### Stated problem
In the material below, the lines containing the word "grid" are required; copy each of them.

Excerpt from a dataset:
········

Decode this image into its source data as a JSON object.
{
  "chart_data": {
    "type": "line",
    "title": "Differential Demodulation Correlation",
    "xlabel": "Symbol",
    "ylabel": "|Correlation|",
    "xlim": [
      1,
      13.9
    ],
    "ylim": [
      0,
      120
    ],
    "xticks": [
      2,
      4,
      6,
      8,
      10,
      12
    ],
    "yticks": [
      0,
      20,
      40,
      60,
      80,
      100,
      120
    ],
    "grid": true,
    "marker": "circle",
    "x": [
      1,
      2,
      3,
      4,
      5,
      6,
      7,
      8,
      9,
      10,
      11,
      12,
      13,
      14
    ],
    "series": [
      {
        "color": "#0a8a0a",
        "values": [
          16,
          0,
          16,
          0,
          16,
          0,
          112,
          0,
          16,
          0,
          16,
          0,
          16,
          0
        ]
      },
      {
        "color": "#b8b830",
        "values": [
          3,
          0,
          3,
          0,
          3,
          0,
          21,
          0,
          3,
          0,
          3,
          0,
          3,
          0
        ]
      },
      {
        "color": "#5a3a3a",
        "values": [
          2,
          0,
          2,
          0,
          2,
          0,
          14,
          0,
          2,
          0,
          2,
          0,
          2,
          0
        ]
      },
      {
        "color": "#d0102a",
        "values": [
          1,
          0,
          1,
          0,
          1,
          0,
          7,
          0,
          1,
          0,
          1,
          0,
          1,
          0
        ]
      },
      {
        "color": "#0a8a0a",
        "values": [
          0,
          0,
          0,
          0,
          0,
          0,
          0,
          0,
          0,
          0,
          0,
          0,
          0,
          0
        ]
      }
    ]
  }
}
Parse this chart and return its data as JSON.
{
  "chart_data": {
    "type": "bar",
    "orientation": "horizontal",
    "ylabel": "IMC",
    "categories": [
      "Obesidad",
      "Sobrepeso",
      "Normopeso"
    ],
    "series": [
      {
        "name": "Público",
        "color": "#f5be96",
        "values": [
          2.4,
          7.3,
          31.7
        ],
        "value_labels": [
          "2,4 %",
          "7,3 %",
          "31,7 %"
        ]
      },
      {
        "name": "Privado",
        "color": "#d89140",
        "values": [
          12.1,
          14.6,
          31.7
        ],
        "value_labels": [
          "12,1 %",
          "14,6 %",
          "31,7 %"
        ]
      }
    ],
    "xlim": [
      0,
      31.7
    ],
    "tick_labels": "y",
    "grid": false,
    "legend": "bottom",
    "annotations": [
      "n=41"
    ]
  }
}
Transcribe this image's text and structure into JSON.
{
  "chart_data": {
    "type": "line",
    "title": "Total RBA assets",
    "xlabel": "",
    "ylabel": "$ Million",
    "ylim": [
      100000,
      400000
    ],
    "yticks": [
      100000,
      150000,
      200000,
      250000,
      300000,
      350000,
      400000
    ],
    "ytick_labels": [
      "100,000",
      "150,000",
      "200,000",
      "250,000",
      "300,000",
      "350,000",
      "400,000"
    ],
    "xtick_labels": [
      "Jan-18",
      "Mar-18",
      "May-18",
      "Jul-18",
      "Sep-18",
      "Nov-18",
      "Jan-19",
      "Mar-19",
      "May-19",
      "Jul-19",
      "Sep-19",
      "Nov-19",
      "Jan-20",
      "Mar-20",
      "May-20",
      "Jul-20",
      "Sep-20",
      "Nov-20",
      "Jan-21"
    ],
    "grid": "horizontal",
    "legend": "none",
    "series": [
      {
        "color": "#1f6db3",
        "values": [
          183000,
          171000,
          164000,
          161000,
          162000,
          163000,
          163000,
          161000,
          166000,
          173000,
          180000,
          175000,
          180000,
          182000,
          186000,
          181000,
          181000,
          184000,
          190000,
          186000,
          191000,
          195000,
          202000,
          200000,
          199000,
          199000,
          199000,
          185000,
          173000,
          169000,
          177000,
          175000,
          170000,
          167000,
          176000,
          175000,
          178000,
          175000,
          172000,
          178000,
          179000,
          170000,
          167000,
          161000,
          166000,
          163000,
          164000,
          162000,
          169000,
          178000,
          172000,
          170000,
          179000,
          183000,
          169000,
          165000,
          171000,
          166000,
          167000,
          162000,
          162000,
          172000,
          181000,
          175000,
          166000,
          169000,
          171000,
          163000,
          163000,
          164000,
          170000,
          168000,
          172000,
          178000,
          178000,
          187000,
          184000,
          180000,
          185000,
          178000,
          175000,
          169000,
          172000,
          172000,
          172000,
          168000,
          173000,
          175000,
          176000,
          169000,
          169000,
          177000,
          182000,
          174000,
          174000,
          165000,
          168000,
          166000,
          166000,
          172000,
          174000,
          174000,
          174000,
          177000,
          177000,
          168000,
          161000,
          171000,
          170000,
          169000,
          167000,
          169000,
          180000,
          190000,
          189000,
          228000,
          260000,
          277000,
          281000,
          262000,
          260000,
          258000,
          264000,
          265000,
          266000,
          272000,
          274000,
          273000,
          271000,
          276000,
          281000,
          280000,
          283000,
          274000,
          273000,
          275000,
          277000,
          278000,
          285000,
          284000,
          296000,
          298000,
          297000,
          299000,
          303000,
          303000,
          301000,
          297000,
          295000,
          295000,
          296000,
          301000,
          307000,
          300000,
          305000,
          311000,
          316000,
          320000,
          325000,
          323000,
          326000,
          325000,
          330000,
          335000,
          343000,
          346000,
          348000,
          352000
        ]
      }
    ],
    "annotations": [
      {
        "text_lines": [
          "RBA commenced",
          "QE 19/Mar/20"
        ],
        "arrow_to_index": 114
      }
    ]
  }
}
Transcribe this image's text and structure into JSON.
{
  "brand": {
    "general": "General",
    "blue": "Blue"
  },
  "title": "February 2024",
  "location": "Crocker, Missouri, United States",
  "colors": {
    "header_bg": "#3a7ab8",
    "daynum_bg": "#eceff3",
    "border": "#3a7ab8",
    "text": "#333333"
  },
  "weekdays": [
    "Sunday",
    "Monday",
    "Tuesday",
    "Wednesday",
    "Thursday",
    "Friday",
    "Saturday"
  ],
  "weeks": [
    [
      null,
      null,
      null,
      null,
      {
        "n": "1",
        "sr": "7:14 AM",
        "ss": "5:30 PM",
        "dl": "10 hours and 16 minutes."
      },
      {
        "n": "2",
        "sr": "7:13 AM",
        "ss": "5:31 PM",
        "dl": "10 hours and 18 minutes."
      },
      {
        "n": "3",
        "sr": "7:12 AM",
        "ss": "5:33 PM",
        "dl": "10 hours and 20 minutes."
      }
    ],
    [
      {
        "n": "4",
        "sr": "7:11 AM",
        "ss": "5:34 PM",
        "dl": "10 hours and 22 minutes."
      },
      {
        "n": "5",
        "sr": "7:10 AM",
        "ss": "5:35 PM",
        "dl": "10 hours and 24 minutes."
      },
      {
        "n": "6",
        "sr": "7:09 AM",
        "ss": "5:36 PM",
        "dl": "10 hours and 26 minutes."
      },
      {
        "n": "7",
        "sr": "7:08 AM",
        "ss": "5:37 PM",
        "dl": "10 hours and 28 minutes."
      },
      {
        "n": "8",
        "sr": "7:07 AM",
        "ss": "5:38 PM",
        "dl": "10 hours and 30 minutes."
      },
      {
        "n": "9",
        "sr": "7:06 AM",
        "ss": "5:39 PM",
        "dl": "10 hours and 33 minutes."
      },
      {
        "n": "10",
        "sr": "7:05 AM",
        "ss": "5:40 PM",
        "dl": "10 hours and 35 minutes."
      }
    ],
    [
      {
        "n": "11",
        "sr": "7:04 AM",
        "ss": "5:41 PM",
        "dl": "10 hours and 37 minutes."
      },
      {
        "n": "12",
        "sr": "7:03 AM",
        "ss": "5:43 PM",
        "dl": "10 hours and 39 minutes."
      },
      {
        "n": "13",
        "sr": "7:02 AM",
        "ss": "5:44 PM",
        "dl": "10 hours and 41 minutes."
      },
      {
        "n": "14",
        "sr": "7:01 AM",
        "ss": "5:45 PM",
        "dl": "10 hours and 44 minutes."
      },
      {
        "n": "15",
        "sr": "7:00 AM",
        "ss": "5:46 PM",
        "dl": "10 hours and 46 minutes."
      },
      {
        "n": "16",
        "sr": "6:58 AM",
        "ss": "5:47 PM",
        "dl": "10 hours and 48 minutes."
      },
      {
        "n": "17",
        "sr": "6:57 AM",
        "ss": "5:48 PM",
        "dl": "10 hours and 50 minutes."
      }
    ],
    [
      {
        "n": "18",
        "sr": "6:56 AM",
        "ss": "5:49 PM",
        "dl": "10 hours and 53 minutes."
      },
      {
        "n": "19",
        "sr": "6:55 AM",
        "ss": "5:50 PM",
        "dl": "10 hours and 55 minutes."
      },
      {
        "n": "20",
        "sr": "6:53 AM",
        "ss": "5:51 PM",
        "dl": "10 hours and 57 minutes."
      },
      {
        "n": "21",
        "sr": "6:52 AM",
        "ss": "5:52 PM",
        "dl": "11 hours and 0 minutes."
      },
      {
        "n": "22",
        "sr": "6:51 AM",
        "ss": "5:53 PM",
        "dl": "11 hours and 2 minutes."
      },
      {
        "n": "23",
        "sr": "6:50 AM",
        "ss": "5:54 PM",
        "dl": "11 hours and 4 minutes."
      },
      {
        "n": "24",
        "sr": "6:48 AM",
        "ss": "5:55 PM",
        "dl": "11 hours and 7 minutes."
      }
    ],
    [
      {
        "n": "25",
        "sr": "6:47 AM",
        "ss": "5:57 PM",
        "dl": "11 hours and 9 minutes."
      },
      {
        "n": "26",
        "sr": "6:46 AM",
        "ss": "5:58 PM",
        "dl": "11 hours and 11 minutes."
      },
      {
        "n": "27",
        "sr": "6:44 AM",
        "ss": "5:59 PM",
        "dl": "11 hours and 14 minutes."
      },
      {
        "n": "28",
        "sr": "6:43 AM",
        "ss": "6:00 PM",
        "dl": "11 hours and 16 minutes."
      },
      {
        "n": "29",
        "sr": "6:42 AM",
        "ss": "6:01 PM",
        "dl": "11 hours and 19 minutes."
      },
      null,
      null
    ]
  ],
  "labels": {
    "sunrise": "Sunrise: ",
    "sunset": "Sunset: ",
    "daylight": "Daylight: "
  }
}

········

### Answer to this problem
    "grid": true,
    "grid": false,
    "grid": "horizontal",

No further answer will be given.